> **WHAT NEEDS TO BE DONE**:
Retype each line of the records below without changing anything.

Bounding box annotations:
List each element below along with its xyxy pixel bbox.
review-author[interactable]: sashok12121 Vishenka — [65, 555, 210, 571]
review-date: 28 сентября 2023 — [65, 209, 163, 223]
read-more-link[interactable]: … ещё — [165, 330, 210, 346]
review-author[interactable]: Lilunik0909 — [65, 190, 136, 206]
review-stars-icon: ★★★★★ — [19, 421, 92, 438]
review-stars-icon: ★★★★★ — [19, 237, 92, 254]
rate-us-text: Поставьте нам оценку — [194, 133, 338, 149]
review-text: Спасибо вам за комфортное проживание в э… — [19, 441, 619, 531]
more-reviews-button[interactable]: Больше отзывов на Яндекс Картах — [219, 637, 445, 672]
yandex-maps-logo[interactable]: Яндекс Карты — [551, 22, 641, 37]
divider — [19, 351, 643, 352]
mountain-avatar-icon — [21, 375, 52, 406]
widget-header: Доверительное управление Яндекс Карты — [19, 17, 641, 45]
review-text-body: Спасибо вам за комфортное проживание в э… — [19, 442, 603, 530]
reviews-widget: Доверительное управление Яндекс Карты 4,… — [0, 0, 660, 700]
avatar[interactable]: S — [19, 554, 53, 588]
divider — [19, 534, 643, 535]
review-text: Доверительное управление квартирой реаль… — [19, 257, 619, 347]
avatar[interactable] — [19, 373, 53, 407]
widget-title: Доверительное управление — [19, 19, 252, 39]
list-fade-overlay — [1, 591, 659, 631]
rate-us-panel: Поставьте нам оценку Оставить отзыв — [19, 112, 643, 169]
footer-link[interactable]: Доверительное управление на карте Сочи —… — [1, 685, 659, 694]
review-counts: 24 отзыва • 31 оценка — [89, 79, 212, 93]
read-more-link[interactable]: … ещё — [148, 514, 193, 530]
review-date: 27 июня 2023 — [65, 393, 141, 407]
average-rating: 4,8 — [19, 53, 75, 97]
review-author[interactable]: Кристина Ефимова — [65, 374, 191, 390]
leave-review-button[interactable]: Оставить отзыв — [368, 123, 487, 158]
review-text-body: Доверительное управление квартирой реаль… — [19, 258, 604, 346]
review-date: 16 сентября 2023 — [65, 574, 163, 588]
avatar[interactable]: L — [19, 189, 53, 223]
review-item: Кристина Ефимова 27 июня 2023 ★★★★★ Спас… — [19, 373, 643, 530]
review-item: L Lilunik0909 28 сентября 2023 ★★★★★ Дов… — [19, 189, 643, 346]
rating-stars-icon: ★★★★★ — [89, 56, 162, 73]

> **WRITTEN SOLUTION**:
List each element below along with its xyxy pixel bbox.
review-author[interactable]: sashok12121 Vishenka — [65, 555, 210, 571]
review-date: 28 сентября 2023 — [65, 209, 163, 223]
read-more-link[interactable]: … ещё — [165, 330, 210, 346]
review-author[interactable]: Lilunik0909 — [65, 190, 136, 206]
review-stars-icon: ★★★★★ — [19, 421, 92, 438]
review-stars-icon: ★★★★★ — [19, 237, 92, 254]
rate-us-text: Поставьте нам оценку — [194, 133, 338, 149]
review-text: Спасибо вам за комфортное проживание в э… — [19, 441, 619, 531]
more-reviews-button[interactable]: Больше отзывов на Яндекс Картах — [219, 637, 445, 672]
yandex-maps-logo[interactable]: Яндекс Карты — [551, 22, 641, 37]
divider — [19, 351, 643, 352]
mountain-avatar-icon — [21, 375, 52, 406]
widget-header: Доверительное управление Яндекс Карты — [19, 17, 641, 45]
review-text-body: Спасибо вам за комфортное проживание в э… — [19, 442, 603, 530]
reviews-widget: Доверительное управление Яндекс Карты 4,… — [0, 0, 660, 700]
avatar[interactable]: S — [19, 554, 53, 588]
divider — [19, 534, 643, 535]
review-text: Доверительное управление квартирой реаль… — [19, 257, 619, 347]
avatar[interactable] — [19, 373, 53, 407]
widget-title: Доверительное управление — [19, 19, 252, 39]
list-fade-overlay — [1, 591, 659, 631]
rate-us-panel: Поставьте нам оценку Оставить отзыв — [19, 112, 643, 169]
footer-link[interactable]: Доверительное управление на карте Сочи —… — [1, 685, 659, 694]
review-counts: 24 отзыва • 31 оценка — [89, 79, 212, 93]
read-more-link[interactable]: … ещё — [148, 514, 193, 530]
review-date: 27 июня 2023 — [65, 393, 141, 407]
average-rating: 4,8 — [19, 53, 75, 97]
review-author[interactable]: Кристина Ефимова — [65, 374, 191, 390]
leave-review-button[interactable]: Оставить отзыв — [368, 123, 487, 158]
review-text-body: Доверительное управление квартирой реаль… — [19, 258, 604, 346]
review-date: 16 сентября 2023 — [65, 574, 163, 588]
avatar[interactable]: L — [19, 189, 53, 223]
review-item: Кристина Ефимова 27 июня 2023 ★★★★★ Спас… — [19, 373, 643, 530]
review-item: L Lilunik0909 28 сентября 2023 ★★★★★ Дов… — [19, 189, 643, 346]
rating-stars-icon: ★★★★★ — [89, 56, 162, 73]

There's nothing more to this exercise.